> _Task goal_: Take the data below and repeat it exactly.

(Records)
┄┄┄┄┄┄┄┄┄┄
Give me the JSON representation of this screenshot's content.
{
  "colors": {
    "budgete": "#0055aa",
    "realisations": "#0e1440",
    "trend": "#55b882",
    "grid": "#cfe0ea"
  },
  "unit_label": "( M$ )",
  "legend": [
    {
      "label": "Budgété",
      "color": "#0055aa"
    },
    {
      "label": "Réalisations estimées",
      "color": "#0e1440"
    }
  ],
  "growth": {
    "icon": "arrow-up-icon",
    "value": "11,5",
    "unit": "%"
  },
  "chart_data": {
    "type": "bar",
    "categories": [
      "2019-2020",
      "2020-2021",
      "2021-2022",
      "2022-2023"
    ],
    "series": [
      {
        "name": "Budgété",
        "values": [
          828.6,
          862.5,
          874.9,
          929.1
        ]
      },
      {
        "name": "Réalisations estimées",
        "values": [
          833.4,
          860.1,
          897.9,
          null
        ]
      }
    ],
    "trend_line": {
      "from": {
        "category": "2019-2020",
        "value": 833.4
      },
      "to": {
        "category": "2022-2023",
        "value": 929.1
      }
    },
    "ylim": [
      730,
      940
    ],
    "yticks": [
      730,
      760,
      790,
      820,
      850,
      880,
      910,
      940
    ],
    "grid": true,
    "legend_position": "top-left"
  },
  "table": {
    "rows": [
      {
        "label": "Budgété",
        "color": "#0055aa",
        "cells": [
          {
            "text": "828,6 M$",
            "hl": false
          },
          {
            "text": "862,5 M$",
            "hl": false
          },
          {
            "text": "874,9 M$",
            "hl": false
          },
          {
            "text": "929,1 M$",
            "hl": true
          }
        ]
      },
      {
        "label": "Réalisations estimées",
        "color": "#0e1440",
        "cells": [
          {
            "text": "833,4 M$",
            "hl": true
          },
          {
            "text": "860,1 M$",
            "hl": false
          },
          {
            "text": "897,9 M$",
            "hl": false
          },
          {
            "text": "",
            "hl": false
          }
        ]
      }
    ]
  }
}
┄┄┄┄┄┄┄┄┄┄
> _Exercise solution_:
Give me the JSON representation of this screenshot's content.
{
  "colors": {
    "budgete": "#0055aa",
    "realisations": "#0e1440",
    "trend": "#55b882",
    "grid": "#cfe0ea"
  },
  "unit_label": "( M$ )",
  "legend": [
    {
      "label": "Budgété",
      "color": "#0055aa"
    },
    {
      "label": "Réalisations estimées",
      "color": "#0e1440"
    }
  ],
  "growth": {
    "icon": "arrow-up-icon",
    "value": "11,5",
    "unit": "%"
  },
  "chart_data": {
    "type": "bar",
    "categories": [
      "2019-2020",
      "2020-2021",
      "2021-2022",
      "2022-2023"
    ],
    "series": [
      {
        "name": "Budgété",
        "values": [
          828.6,
          862.5,
          874.9,
          929.1
        ]
      },
      {
        "name": "Réalisations estimées",
        "values": [
          833.4,
          860.1,
          897.9,
          null
        ]
      }
    ],
    "trend_line": {
      "from": {
        "category": "2019-2020",
        "value": 833.4
      },
      "to": {
        "category": "2022-2023",
        "value": 929.1
      }
    },
    "ylim": [
      730,
      940
    ],
    "yticks": [
      730,
      760,
      790,
      820,
      850,
      880,
      910,
      940
    ],
    "grid": true,
    "legend_position": "top-left"
  },
  "table": {
    "rows": [
      {
        "label": "Budgété",
        "color": "#0055aa",
        "cells": [
          {
            "text": "828,6 M$",
            "hl": false
          },
          {
            "text": "862,5 M$",
            "hl": false
          },
          {
            "text": "874,9 M$",
            "hl": false
          },
          {
            "text": "929,1 M$",
            "hl": true
          }
        ]
      },
      {
        "label": "Réalisations estimées",
        "color": "#0e1440",
        "cells": [
          {
            "text": "833,4 M$",
            "hl": true
          },
          {
            "text": "860,1 M$",
            "hl": false
          },
          {
            "text": "897,9 M$",
            "hl": false
          },
          {
            "text": "",
            "hl": false
          }
        ]
      }
    ]
  }
}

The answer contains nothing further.